— Gegeven opdracht A —
Herhaal woordelijk de regels van de records, vanaf het begin van de records tot en met de regel waarin "- day-info: Sunrise: 7:15 AM Sunset: 7:46" staat.
━━━ Paginatekst ━━━
Wat moet je kind kunnen voor het kan leren lezen?

Gepubliceerd op 13 januari 2022 om 09:02

"Ik heb er zo'n bewondering voor, zo snel als je haar hebt leren lezen...een paar maanden terug las ze nog helemaal niks en moet je haar nu eens horen!" Met een stralend gezicht kijkt de moeder van een leerlinge uit mijn groep 3 me aan. Een beetje ongemakkelijk antwoord ik: "Ja, het is altijd weer bijzonder om te zien hoe snel dat gaat".
━━━ Invoer oefening ━━━
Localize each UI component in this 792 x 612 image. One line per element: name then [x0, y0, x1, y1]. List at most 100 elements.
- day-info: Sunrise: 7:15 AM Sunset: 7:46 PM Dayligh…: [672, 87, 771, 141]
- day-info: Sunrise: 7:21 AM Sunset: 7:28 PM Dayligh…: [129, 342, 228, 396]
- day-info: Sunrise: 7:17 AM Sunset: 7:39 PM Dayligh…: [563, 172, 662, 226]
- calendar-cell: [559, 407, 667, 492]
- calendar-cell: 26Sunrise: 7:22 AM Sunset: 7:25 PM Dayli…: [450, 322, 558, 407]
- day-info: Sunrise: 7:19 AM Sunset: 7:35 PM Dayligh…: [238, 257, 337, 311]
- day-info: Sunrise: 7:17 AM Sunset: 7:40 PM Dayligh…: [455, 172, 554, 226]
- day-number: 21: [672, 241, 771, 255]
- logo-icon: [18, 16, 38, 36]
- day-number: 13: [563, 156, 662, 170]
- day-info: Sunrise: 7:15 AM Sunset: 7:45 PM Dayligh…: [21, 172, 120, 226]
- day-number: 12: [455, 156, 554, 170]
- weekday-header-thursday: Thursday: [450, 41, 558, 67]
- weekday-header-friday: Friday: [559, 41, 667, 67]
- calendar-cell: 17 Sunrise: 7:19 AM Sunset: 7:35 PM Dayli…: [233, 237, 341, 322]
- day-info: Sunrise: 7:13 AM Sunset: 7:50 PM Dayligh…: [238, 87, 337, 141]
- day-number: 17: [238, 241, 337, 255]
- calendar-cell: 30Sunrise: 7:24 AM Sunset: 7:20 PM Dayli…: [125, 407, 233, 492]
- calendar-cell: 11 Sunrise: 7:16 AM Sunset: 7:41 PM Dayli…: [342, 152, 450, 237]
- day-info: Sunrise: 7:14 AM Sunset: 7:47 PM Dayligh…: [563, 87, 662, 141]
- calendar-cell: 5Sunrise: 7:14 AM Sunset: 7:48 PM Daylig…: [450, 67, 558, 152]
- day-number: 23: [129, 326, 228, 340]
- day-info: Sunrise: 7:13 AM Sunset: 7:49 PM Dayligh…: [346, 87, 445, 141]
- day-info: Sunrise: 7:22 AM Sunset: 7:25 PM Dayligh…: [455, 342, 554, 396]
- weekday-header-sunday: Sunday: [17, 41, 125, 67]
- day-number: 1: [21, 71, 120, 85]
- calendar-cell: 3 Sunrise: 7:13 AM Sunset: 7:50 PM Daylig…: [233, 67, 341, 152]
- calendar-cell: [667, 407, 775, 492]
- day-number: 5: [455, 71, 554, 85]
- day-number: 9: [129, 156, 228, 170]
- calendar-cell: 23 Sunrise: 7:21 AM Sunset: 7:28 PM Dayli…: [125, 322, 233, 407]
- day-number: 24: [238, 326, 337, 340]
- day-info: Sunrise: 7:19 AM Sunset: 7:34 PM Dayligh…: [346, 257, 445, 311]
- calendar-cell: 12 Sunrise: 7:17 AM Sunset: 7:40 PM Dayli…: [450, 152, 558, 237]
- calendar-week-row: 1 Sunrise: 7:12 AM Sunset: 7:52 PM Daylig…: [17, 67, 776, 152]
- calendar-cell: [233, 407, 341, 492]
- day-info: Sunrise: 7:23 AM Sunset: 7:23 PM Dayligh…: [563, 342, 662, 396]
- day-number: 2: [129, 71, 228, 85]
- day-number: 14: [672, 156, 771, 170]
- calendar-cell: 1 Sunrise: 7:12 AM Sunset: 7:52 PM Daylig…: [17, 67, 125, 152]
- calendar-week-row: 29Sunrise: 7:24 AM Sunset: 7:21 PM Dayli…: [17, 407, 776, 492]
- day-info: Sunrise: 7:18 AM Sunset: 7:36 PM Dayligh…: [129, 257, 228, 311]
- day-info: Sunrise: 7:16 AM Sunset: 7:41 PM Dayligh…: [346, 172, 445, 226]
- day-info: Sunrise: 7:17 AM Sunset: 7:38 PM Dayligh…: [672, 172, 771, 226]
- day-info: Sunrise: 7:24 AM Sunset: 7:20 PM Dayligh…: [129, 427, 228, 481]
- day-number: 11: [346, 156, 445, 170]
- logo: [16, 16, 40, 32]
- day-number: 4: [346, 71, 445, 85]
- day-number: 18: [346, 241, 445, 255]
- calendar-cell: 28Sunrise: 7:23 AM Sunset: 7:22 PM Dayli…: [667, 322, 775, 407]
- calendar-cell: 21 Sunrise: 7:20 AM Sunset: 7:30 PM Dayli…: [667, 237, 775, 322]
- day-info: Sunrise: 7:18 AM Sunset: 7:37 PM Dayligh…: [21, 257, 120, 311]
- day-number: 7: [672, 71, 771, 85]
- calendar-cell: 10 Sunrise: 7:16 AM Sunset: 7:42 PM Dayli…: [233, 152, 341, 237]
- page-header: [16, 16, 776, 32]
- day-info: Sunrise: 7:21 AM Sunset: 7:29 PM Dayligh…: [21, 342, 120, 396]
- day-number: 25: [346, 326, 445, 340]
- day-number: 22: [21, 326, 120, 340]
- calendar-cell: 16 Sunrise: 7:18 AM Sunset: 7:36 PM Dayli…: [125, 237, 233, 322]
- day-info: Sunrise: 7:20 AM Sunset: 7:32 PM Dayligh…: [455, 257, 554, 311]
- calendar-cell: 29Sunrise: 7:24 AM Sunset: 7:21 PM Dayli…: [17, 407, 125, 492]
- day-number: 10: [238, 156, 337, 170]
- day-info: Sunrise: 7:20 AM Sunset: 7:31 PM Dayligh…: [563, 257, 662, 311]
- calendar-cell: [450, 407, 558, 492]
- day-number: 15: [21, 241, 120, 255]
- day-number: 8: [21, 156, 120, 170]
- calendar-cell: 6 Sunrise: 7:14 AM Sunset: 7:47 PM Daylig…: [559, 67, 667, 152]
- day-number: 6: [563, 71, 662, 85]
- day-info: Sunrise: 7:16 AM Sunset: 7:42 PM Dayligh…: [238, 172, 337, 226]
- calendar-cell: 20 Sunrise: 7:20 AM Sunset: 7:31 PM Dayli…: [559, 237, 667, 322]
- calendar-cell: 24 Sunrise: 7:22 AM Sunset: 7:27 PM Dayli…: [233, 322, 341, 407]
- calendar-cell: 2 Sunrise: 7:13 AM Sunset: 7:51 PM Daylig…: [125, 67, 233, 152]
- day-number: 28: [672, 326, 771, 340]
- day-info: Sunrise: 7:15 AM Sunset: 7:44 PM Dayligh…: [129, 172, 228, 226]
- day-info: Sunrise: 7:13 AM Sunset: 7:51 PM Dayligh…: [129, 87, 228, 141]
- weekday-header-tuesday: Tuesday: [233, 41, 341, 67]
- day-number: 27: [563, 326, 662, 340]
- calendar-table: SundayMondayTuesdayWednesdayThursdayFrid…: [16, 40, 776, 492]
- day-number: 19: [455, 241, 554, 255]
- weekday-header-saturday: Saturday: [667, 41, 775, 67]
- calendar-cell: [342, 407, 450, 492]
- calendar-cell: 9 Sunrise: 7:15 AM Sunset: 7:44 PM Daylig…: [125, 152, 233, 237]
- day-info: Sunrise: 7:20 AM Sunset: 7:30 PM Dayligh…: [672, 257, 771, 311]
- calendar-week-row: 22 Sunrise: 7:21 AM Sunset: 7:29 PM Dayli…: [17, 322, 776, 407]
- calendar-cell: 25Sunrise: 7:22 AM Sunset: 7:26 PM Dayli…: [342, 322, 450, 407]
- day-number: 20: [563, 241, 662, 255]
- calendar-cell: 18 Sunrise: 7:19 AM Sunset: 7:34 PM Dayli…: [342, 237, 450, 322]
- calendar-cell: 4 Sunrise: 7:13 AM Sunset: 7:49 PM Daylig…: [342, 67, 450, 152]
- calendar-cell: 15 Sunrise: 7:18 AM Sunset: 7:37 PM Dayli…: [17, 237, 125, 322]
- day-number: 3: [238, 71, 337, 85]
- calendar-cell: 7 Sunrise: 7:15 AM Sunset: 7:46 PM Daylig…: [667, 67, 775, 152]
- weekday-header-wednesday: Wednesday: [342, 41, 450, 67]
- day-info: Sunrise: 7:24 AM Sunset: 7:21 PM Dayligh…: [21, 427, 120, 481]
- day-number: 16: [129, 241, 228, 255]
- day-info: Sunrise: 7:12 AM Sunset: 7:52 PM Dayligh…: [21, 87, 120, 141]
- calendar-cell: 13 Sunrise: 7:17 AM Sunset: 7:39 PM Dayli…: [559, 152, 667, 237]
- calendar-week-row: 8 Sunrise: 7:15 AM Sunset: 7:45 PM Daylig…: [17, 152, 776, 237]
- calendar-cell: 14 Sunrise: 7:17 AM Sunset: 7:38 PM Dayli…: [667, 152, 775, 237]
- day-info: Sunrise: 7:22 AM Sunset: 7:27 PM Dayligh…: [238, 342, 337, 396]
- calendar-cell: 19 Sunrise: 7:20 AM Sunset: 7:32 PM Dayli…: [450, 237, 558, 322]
━━━
— Gegeven opdracht B —
Ga verder met de paginatekst over leren lezen, direct na de laatste zin die er staat.

— Verwachte uitvoer A —
Localize each UI component in this 792 x 612 image. One line per element: name then [x0, y0, x1, y1]. List at most 100 elements.
- day-info: Sunrise: 7:15 AM Sunset: 7:46 PM Dayligh…: [672, 87, 771, 141]

— Verwachte uitvoer B —
Het is één van leuke dingen van het werken in groep 3; meegenieten met de trotse ouders en kinderen bij het bereiken van die mijlpaal: "leren lezen!" Maar ergens voelt al die eer altijd een beetje onterecht, want alles wat er in groep 3 nog moet gebeuren om "echt" te leren lezen, is de vaardigheden die de kinderen al eerder geleerd hebben, met elkaar verbinden. En daarna is het een kwestie van heel heel heel veel oefenen. De echte basis voor het leren lezen wordt al ruim voor groep 3 gelegd. Hieronder volgt een opsomming van wat je kind moet kunnen om succesvol te kunnen zijn bij het leren lezen:

 
1. Klanken van elkaar onderscheiden

Je kind moet het verschil kunnen horen tussen de verschillende letters. Best lastig want veel klanken lijken sterk op elkaar. Bijvoorbeeld de "m" en de "n" of de "b" en de "p". Ook de "eu" en de "ui'  en de klank "ij" in woorden als "bijl" en "pijl", zorgen vaak moeilijkheden. Om te leren lezen moet je het verschil tussen die klanken goed kunnen horen en uitspreken.

 

2. Taal los kunnen zien van de betekenis.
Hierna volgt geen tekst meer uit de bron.